*Written instruction*
Reproduce all of the data exactly, with no line skipped.

*Supplied data*
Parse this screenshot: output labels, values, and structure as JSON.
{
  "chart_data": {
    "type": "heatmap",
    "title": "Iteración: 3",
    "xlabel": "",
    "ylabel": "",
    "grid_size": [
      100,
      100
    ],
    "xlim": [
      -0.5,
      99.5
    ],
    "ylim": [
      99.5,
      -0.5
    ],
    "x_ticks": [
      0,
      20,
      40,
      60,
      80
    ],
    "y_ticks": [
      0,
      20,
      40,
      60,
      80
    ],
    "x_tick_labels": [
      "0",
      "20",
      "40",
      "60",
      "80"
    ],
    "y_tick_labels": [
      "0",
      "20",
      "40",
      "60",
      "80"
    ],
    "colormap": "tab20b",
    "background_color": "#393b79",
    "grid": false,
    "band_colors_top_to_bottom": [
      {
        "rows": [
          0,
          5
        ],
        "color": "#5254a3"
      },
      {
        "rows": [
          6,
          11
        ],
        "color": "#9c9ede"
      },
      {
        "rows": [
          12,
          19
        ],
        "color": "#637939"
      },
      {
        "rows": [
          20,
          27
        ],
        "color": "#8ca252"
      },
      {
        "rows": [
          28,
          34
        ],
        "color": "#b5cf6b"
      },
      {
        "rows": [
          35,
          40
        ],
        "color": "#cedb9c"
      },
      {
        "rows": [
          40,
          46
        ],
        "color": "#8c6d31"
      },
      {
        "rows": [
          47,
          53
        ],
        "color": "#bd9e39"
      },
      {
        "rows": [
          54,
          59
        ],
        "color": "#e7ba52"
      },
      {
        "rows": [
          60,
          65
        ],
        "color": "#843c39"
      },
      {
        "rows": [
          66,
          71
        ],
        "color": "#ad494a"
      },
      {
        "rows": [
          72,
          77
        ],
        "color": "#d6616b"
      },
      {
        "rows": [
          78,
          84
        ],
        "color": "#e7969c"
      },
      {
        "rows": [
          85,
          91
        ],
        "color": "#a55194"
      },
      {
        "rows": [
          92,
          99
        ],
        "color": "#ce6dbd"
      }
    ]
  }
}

*Written reply*
Parse this screenshot: output labels, values, and structure as JSON.
{
  "chart_data": {
    "type": "heatmap",
    "title": "Iteración: 3",
    "xlabel": "",
    "ylabel": "",
    "grid_size": [
      100,
      100
    ],
    "xlim": [
      -0.5,
      99.5
    ],
    "ylim": [
      99.5,
      -0.5
    ],
    "x_ticks": [
      0,
      20,
      40,
      60,
      80
    ],
    "y_ticks": [
      0,
      20,
      40,
      60,
      80
    ],
    "x_tick_labels": [
      "0",
      "20",
      "40",
      "60",
      "80"
    ],
    "y_tick_labels": [
      "0",
      "20",
      "40",
      "60",
      "80"
    ],
    "colormap": "tab20b",
    "background_color": "#393b79",
    "grid": false,
    "band_colors_top_to_bottom": [
      {
        "rows": [
          0,
          5
        ],
        "color": "#5254a3"
      },
      {
        "rows": [
          6,
          11
        ],
        "color": "#9c9ede"
      },
      {
        "rows": [
          12,
          19
        ],
        "color": "#637939"
      },
      {
        "rows": [
          20,
          27
        ],
        "color": "#8ca252"
      },
      {
        "rows": [
          28,
          34
        ],
        "color": "#b5cf6b"
      },
      {
        "rows": [
          35,
          40
        ],
        "color": "#cedb9c"
      },
      {
        "rows": [
          40,
          46
        ],
        "color": "#8c6d31"
      },
      {
        "rows": [
          47,
          53
        ],
        "color": "#bd9e39"
      },
      {
        "rows": [
          54,
          59
        ],
        "color": "#e7ba52"
      },
      {
        "rows": [
          60,
          65
        ],
        "color": "#843c39"
      },
      {
        "rows": [
          66,
          71
        ],
        "color": "#ad494a"
      },
      {
        "rows": [
          72,
          77
        ],
        "color": "#d6616b"
      },
      {
        "rows": [
          78,
          84
        ],
        "color": "#e7969c"
      },
      {
        "rows": [
          85,
          91
        ],
        "color": "#a55194"
      },
      {
        "rows": [
          92,
          99
        ],
        "color": "#ce6dbd"
      }
    ]
  }
}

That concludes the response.